··· PROVIDED RECORDS ···

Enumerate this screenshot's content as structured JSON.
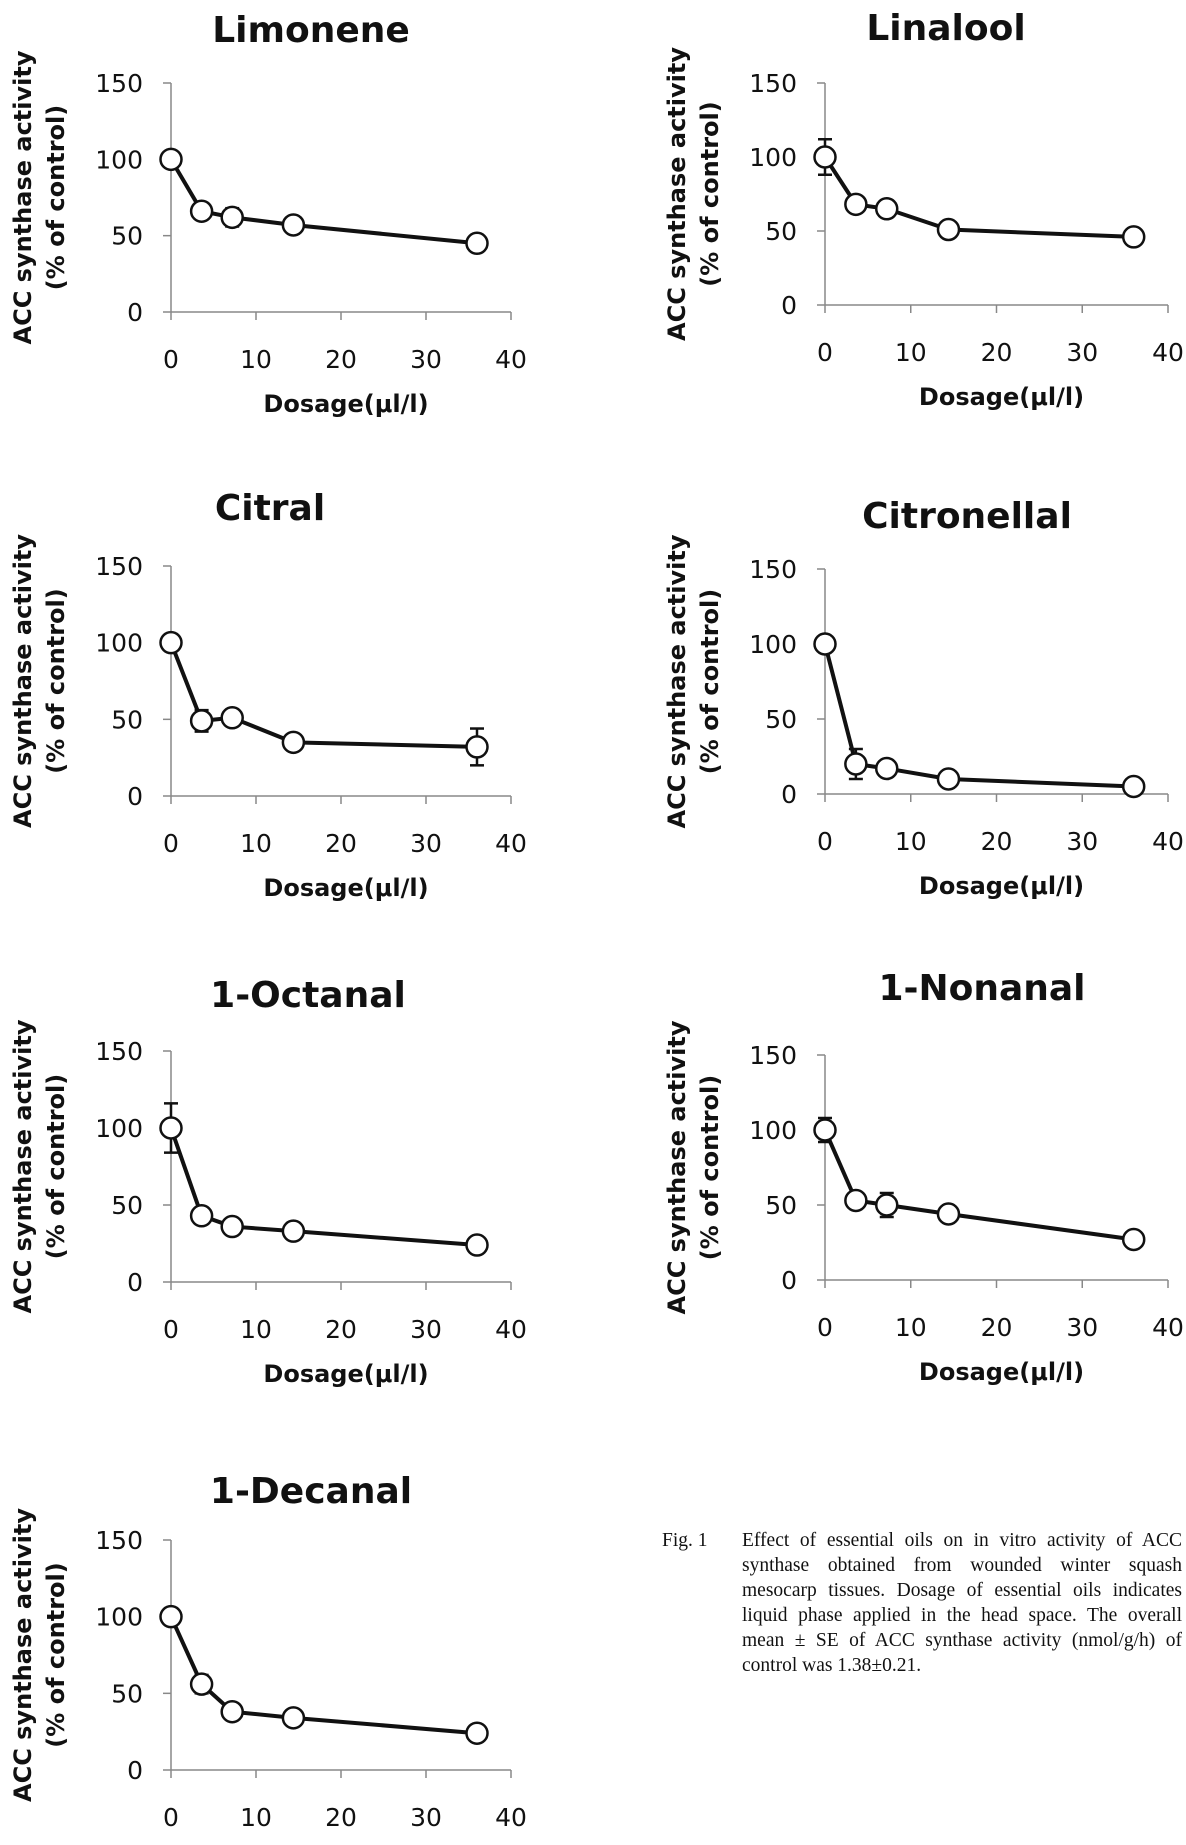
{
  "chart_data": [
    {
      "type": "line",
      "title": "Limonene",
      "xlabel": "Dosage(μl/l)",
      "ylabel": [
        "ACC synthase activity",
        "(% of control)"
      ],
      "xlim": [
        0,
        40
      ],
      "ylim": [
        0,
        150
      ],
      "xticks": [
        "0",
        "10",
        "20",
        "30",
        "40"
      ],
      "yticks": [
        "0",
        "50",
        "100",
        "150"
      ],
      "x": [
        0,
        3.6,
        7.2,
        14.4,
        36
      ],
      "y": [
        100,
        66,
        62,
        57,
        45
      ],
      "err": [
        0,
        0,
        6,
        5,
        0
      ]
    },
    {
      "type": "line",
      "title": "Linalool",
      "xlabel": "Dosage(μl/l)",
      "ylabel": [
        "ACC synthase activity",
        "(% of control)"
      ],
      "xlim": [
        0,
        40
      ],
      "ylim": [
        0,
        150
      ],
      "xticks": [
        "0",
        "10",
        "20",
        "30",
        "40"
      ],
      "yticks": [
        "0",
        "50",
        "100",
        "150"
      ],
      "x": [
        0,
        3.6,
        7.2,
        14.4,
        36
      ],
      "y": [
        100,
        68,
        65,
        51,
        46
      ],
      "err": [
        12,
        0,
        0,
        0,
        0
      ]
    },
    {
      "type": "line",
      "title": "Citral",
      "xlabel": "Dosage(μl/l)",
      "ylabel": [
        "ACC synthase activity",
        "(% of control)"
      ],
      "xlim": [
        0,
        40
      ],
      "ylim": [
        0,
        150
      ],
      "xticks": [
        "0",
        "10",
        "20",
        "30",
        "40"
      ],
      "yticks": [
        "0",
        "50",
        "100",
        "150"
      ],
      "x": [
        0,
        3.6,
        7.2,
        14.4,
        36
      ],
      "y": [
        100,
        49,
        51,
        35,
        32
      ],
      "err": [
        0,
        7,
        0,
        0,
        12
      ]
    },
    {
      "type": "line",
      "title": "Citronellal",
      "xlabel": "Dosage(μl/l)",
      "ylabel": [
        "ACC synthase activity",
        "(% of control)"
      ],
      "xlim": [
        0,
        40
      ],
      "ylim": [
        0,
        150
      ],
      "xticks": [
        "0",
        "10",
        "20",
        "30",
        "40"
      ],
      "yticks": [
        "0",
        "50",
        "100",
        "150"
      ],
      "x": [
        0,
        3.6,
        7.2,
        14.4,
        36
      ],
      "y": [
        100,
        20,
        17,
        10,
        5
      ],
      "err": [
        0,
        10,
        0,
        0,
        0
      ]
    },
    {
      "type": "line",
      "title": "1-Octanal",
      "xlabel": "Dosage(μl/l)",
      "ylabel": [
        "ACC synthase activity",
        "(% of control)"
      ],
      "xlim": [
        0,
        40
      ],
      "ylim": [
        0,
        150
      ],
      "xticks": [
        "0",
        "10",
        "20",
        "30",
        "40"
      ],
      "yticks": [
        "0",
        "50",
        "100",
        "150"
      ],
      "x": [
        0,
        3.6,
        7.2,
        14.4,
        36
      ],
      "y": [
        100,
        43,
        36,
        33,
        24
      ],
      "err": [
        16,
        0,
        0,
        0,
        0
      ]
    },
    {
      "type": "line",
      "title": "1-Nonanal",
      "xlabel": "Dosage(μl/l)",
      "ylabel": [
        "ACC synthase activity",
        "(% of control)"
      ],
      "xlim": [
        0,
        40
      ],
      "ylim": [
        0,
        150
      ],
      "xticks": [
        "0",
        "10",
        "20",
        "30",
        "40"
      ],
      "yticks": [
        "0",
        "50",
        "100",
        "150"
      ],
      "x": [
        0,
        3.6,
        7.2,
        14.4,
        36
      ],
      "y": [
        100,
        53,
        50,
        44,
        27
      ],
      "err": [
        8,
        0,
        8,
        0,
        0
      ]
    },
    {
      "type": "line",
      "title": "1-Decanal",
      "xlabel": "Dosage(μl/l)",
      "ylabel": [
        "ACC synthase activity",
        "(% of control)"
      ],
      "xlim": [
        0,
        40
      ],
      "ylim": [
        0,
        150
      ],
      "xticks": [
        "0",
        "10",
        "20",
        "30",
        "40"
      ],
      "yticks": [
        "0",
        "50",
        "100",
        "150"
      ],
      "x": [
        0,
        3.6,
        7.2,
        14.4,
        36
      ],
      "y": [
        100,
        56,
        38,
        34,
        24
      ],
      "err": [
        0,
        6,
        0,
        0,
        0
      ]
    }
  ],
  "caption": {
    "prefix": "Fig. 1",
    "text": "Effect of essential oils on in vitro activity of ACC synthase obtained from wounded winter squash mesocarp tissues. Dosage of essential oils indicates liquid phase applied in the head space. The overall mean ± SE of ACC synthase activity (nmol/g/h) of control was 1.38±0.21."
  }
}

···
··· PROVIDED RECORDS ···

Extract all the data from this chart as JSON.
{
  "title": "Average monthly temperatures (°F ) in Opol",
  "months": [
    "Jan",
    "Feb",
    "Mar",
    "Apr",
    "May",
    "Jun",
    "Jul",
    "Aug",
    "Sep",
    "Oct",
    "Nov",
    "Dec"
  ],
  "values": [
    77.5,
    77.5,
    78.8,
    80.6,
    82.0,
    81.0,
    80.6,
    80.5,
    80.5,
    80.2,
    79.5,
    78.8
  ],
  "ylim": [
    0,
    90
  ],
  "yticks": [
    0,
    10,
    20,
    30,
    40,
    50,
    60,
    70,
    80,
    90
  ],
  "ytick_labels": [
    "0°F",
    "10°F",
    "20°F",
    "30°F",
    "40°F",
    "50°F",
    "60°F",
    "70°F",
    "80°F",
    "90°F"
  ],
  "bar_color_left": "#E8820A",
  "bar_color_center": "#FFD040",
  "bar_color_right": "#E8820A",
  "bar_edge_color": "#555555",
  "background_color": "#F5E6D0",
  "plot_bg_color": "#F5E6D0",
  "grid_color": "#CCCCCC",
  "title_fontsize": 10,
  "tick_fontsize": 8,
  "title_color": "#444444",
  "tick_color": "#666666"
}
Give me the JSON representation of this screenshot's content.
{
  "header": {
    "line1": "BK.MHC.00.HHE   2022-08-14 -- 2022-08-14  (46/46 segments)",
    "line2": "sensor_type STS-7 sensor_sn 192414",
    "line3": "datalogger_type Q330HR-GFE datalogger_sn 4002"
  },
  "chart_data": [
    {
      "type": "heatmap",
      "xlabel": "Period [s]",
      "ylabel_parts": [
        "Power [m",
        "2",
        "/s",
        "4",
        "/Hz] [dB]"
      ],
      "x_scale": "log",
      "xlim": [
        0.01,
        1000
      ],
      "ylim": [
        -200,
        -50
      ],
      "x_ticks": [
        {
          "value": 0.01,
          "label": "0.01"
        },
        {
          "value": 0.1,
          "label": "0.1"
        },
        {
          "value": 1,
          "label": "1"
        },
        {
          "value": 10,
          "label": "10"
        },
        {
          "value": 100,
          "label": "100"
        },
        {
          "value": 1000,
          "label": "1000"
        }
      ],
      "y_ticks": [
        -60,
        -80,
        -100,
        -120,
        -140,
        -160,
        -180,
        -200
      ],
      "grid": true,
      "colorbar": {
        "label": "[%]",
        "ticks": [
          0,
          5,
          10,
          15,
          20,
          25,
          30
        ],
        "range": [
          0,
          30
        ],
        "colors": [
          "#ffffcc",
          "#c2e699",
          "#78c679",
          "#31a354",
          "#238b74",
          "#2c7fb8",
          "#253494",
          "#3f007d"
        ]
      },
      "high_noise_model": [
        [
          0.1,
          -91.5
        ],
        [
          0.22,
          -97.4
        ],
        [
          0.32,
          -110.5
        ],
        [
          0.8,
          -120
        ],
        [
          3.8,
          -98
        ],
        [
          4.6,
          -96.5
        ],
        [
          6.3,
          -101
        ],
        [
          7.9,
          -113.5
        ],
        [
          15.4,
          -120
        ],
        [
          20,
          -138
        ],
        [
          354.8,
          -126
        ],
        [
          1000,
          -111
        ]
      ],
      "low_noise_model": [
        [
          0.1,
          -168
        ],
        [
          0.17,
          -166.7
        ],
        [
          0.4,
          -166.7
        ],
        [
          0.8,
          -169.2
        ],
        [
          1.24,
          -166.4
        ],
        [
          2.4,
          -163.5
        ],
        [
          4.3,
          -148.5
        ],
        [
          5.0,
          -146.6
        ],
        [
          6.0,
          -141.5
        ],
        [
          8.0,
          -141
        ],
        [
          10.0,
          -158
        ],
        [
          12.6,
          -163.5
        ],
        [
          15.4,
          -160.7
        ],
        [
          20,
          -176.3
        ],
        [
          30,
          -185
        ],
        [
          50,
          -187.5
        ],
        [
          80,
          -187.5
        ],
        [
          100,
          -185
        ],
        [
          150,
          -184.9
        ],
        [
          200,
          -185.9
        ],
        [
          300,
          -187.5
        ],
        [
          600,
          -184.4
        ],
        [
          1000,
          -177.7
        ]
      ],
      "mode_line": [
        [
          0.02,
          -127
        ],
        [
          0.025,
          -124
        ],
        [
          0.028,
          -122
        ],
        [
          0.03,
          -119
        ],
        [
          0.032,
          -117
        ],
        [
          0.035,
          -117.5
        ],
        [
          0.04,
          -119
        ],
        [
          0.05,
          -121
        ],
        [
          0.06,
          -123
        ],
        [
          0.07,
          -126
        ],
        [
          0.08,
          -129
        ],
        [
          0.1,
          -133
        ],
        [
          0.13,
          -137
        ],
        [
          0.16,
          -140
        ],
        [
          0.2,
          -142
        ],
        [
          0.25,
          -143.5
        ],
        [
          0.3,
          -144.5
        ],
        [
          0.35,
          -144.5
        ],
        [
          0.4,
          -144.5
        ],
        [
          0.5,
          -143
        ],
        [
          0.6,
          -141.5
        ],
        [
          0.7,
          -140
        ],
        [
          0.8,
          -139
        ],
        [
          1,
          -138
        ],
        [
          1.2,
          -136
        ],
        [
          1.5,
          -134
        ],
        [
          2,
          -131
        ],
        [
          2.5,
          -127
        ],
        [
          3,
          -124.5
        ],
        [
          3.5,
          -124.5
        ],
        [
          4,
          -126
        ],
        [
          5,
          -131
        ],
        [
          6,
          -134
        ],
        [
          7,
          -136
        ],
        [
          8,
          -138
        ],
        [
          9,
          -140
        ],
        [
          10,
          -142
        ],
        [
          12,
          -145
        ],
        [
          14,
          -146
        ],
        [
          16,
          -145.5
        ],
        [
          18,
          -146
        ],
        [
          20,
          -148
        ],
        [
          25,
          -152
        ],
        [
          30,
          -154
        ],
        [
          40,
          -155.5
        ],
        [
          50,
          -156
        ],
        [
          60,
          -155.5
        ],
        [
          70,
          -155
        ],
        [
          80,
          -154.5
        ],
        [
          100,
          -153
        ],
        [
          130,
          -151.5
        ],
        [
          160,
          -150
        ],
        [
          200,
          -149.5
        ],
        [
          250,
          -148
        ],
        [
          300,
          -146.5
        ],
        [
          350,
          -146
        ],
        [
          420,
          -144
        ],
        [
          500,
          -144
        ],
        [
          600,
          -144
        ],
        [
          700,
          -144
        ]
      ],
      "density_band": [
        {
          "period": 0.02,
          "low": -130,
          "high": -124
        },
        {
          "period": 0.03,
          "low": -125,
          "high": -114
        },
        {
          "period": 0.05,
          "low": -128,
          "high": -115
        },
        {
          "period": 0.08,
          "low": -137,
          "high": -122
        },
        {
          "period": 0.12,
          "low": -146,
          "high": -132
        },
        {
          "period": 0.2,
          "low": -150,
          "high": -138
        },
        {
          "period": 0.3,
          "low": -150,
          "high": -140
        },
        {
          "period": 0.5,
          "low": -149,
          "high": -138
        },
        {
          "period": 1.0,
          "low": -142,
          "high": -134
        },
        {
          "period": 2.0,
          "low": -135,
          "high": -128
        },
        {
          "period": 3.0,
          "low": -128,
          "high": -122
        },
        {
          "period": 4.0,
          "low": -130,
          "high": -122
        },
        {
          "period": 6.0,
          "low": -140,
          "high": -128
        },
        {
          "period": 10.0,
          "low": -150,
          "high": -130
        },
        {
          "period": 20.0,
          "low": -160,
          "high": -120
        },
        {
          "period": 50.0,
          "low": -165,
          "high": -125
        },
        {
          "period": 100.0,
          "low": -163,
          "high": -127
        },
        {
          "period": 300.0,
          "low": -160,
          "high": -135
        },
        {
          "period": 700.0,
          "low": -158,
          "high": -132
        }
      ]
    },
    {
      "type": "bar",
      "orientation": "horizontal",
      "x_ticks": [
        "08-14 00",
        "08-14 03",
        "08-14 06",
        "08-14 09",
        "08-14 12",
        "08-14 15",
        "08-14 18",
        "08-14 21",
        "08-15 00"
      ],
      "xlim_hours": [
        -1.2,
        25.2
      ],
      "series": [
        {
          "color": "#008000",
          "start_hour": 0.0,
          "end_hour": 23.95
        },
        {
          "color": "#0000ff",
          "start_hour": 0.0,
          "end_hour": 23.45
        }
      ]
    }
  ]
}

···

### WRITTEN TASK
Report the number of lines in the entries above that include the word "from" and add nothing to it.

### CORRECT OUTPUT
2